◆ Dataset records:
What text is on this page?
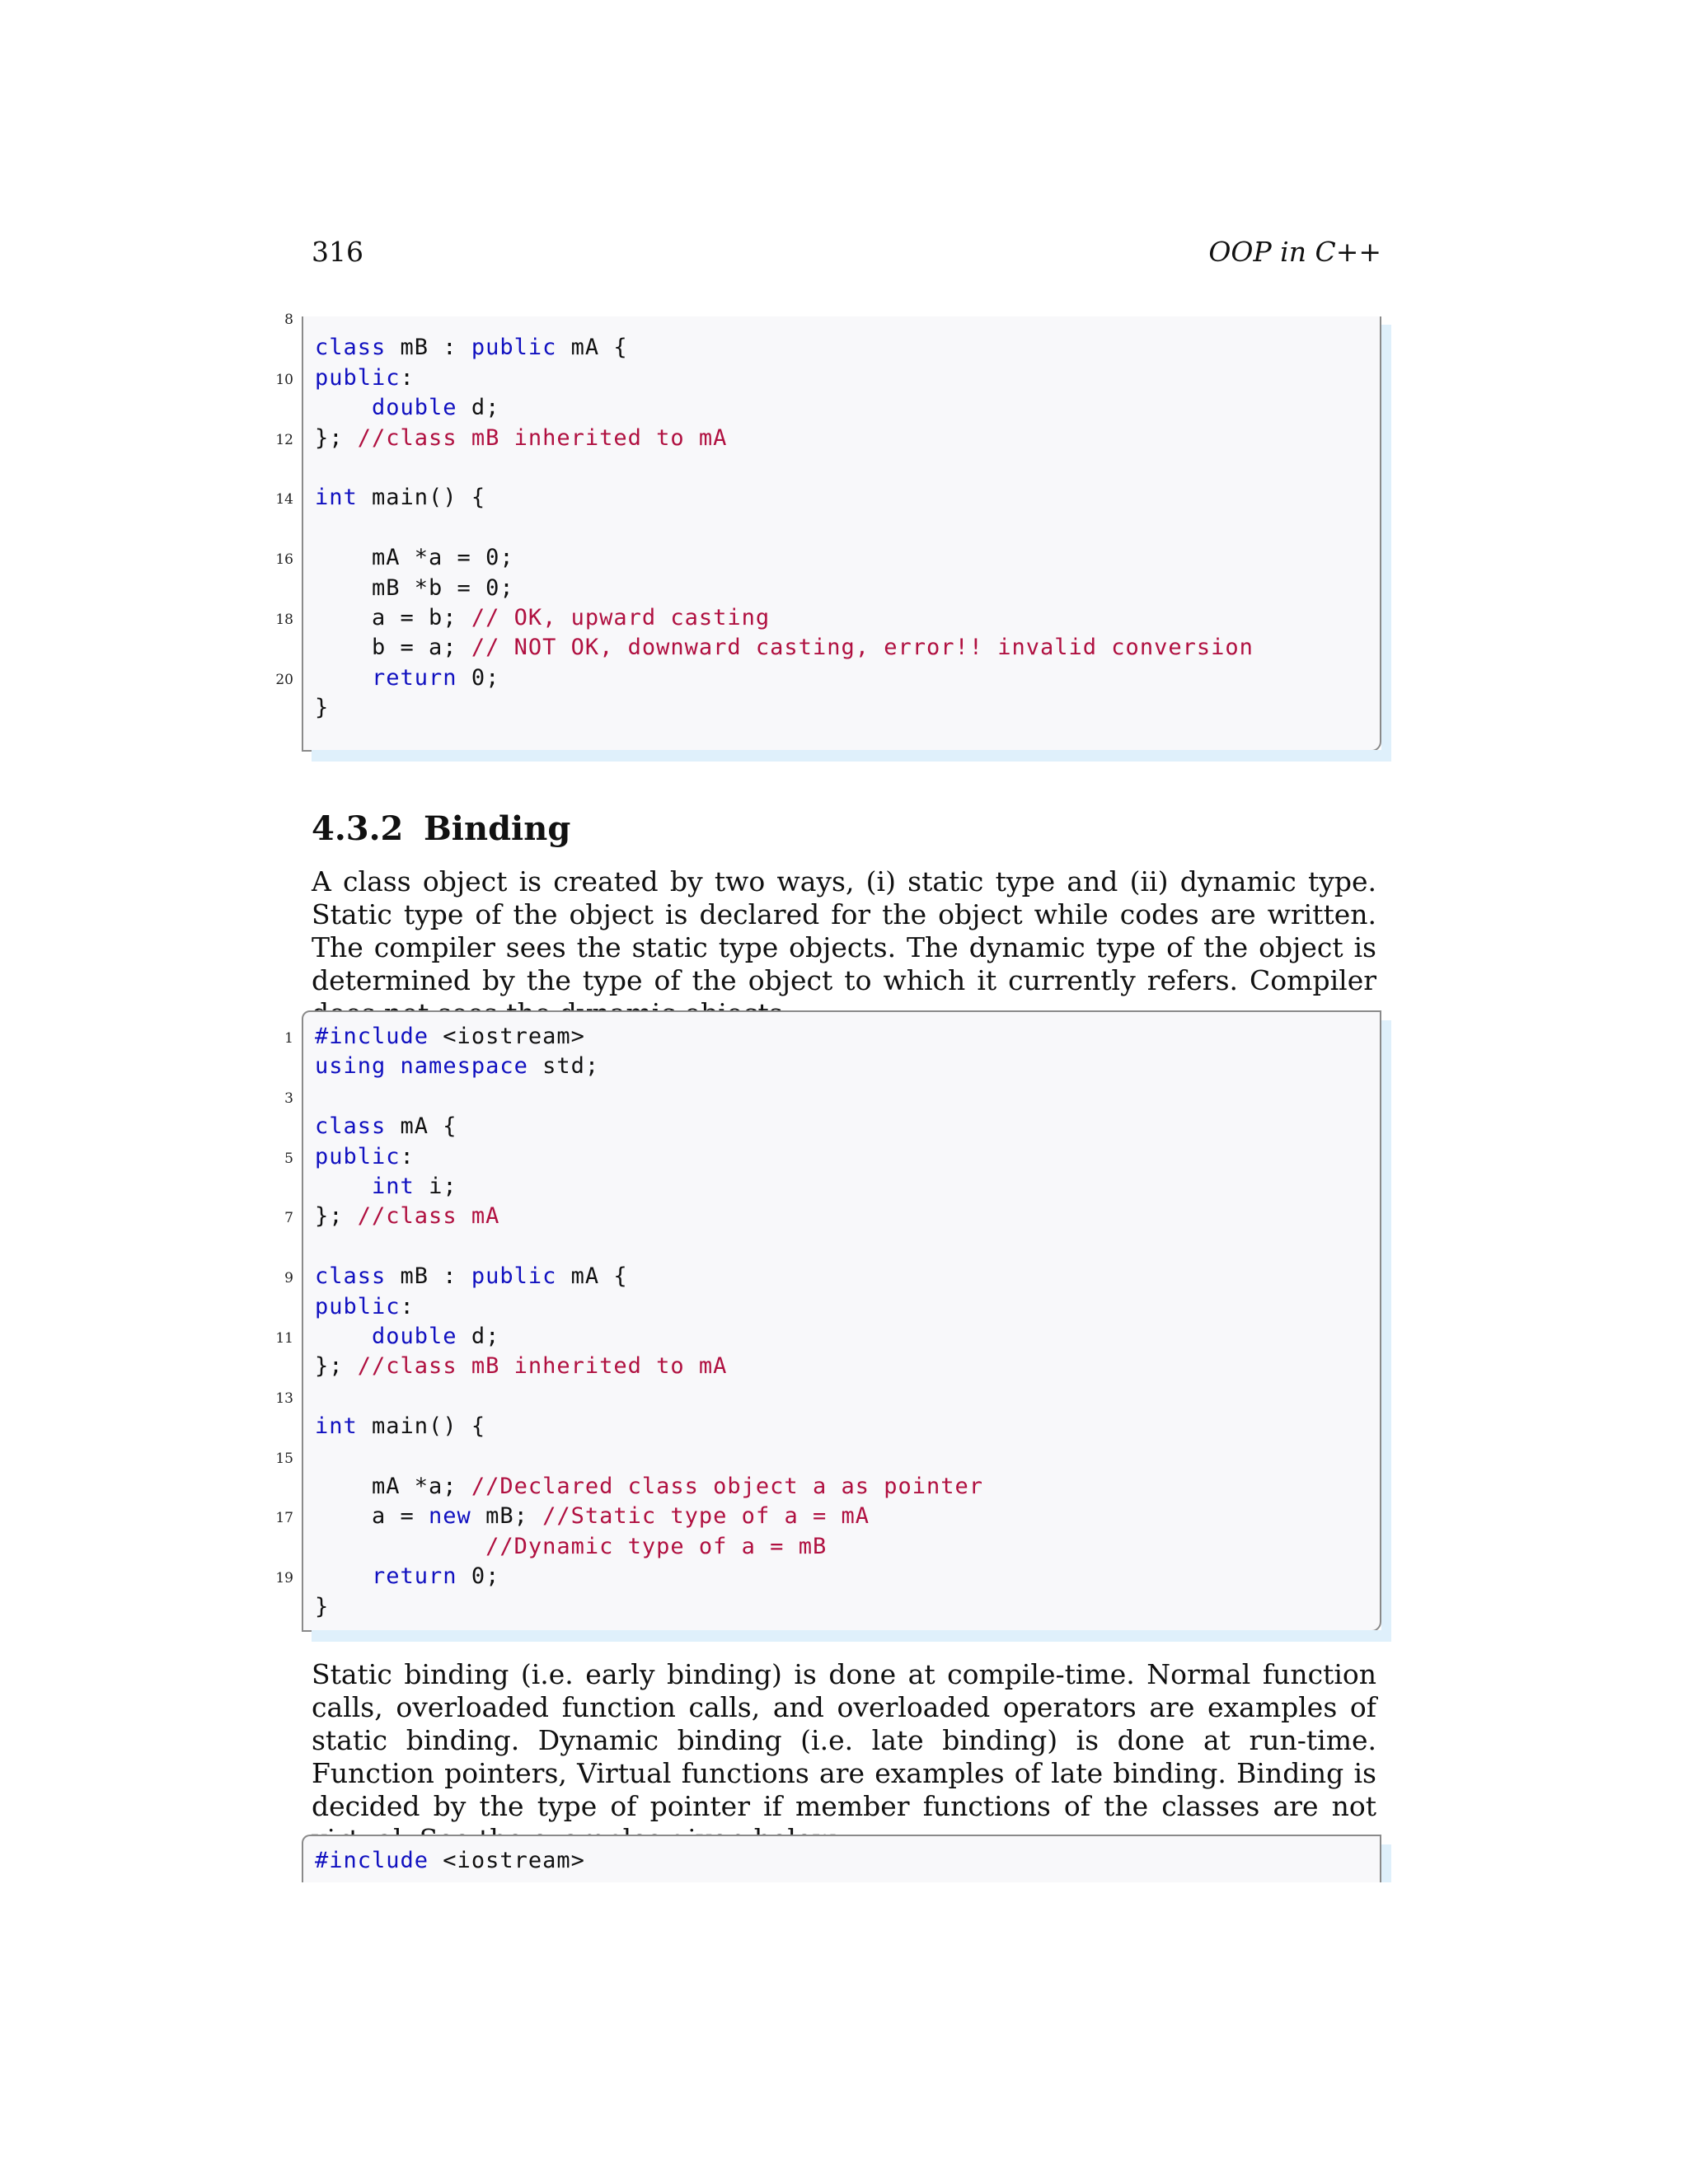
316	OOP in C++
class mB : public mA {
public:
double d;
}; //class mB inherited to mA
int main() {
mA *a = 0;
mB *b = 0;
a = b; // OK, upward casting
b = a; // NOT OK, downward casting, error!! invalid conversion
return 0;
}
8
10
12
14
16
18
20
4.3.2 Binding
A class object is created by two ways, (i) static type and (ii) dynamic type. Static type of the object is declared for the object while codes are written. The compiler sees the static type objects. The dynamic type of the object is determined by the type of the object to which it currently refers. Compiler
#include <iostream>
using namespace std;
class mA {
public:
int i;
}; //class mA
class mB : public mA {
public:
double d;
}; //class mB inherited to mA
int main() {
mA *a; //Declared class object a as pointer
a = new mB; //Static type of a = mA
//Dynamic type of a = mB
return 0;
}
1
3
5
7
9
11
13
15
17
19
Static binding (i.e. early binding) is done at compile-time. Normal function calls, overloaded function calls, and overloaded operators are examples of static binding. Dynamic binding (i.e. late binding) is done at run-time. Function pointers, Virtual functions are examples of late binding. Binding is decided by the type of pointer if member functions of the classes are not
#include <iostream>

◆ Required work: Set down the material exactly, every line of it, except for the pictures.

◆ Task solution:
What text is on this page?
316	OOP in C++
class mB : public mA {
public:
double d;
}; //class mB inherited to mA
int main() {
mA *a = 0;
mB *b = 0;
a = b; // OK, upward casting
b = a; // NOT OK, downward casting, error!! invalid conversion
return 0;
}
8
10
12
14
16
18
20
4.3.2 Binding
A class object is created by two ways, (i) static type and (ii) dynamic type. Static type of the object is declared for the object while codes are written. The compiler sees the static type objects. The dynamic type of the object is determined by the type of the object to which it currently refers. Compiler
#include <iostream>
using namespace std;
class mA {
public:
int i;
}; //class mA
class mB : public mA {
public:
double d;
}; //class mB inherited to mA
int main() {
mA *a; //Declared class object a as pointer
a = new mB; //Static type of a = mA
//Dynamic type of a = mB
return 0;
}
1
3
5
7
9
11
13
15
17
19
Static binding (i.e. early binding) is done at compile-time. Normal function calls, overloaded function calls, and overloaded operators are examples of static binding. Dynamic binding (i.e. late binding) is done at run-time. Function pointers, Virtual functions are examples of late binding. Binding is decided by the type of pointer if member functions of the classes are not
#include <iostream>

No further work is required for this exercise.